§ **Requirements**
Reproduce the lines of the material exactly, excluding every image.

§ **Task data**
—————

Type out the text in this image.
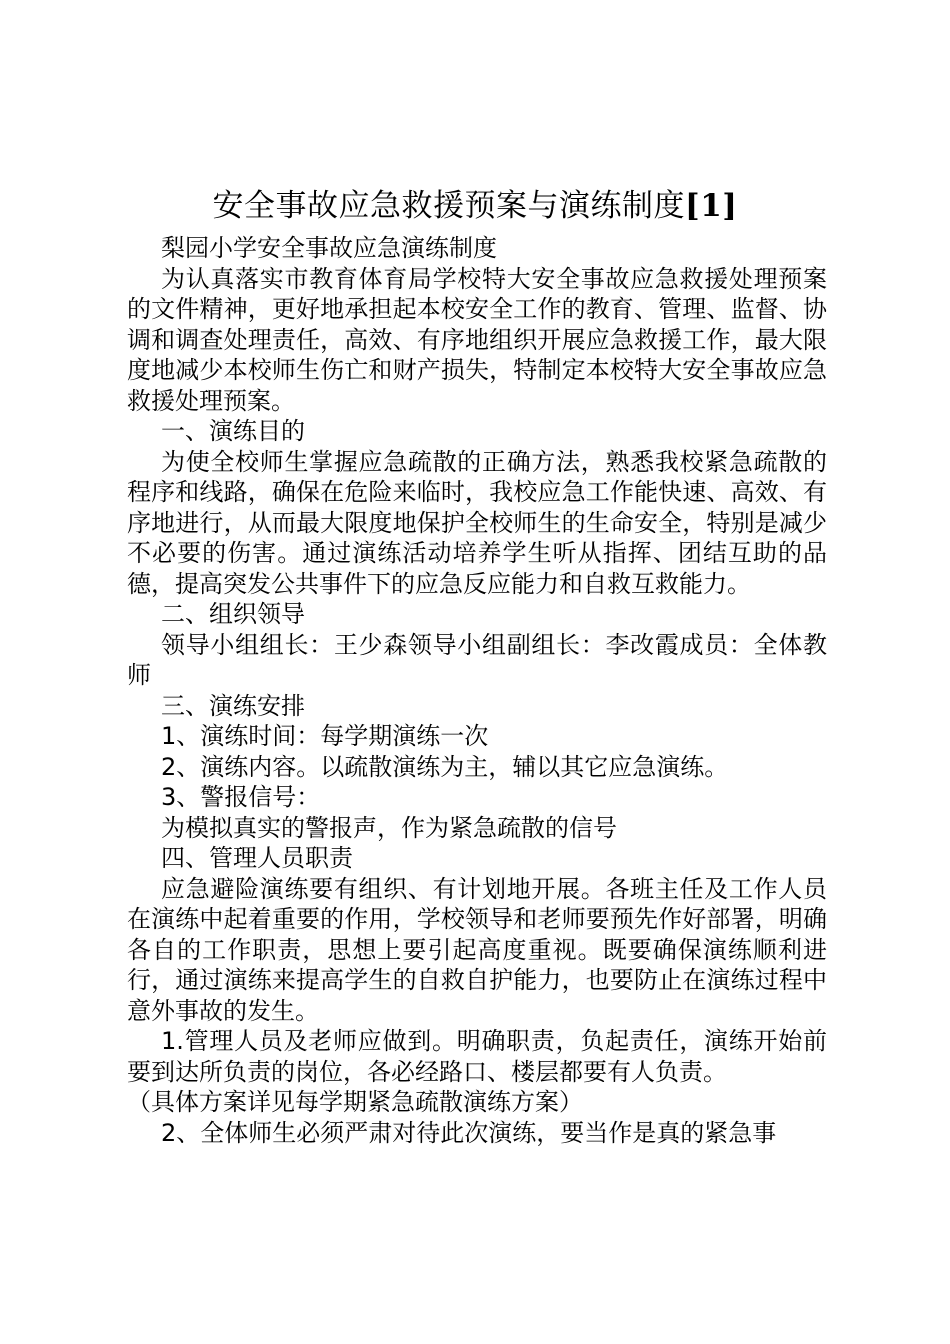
安全事故应急救援预案与演练制度[1]

梨园小学安全事故应急演练制度

为认真落实市教育体育局学校特大安全事故应急救援处理预案的文件精神，更好地承担起本校安全工作的教育、管理、监督、协调和调查处理责任，高效、有序地组织开展应急救援工作，最大限度地减少本校师生伤亡和财产损失，特制定本校特大安全事故应急救援处理预案。

一、演练目的

为使全校师生掌握应急疏散的正确方法，熟悉我校紧急疏散的程序和线路，确保在危险来临时，我校应急工作能快速、高效、有序地进行，从而最大限度地保护全校师生的生命安全，特别是减少不必要的伤害。通过演练活动培养学生听从指挥、团结互助的品德，提高突发公共事件下的应急反应能力和自救互救能力。

二、组织领导

领导小组组长：王少森领导小组副组长：李改霞成员：全体教师

三、演练安排

1、演练时间：每学期演练一次

2、演练内容。以疏散演练为主，辅以其它应急演练。

3、警报信号：

为模拟真实的警报声，作为紧急疏散的信号

四、管理人员职责

应急避险演练要有组织、有计划地开展。各班主任及工作人员在演练中起着重要的作用，学校领导和老师要预先作好部署，明确各自的工作职责，思想上要引起高度重视。既要确保演练顺利进行，通过演练来提高学生的自救自护能力，也要防止在演练过程中意外事故的发生。

1.管理人员及老师应做到。明确职责，负起责任，演练开始前要到达所负责的岗位，各必经路口、楼层都要有人负责。

（具体方案详见每学期紧急疏散演练方案）

2、全体师生必须严肃对待此次演练，要当作是真的紧急事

—————

§ **Output for this task**
Type out the text in this image.
安全事故应急救援预案与演练制度[1]

梨园小学安全事故应急演练制度

为认真落实市教育体育局学校特大安全事故应急救援处理预案的文件精神，更好地承担起本校安全工作的教育、管理、监督、协调和调查处理责任，高效、有序地组织开展应急救援工作，最大限度地减少本校师生伤亡和财产损失，特制定本校特大安全事故应急救援处理预案。

一、演练目的

为使全校师生掌握应急疏散的正确方法，熟悉我校紧急疏散的程序和线路，确保在危险来临时，我校应急工作能快速、高效、有序地进行，从而最大限度地保护全校师生的生命安全，特别是减少不必要的伤害。通过演练活动培养学生听从指挥、团结互助的品德，提高突发公共事件下的应急反应能力和自救互救能力。

二、组织领导

领导小组组长：王少森领导小组副组长：李改霞成员：全体教师

三、演练安排

1、演练时间：每学期演练一次

2、演练内容。以疏散演练为主，辅以其它应急演练。

3、警报信号：

为模拟真实的警报声，作为紧急疏散的信号

四、管理人员职责

应急避险演练要有组织、有计划地开展。各班主任及工作人员在演练中起着重要的作用，学校领导和老师要预先作好部署，明确各自的工作职责，思想上要引起高度重视。既要确保演练顺利进行，通过演练来提高学生的自救自护能力，也要防止在演练过程中意外事故的发生。

1.管理人员及老师应做到。明确职责，负起责任，演练开始前要到达所负责的岗位，各必经路口、楼层都要有人负责。

（具体方案详见每学期紧急疏散演练方案）

2、全体师生必须严肃对待此次演练，要当作是真的紧急事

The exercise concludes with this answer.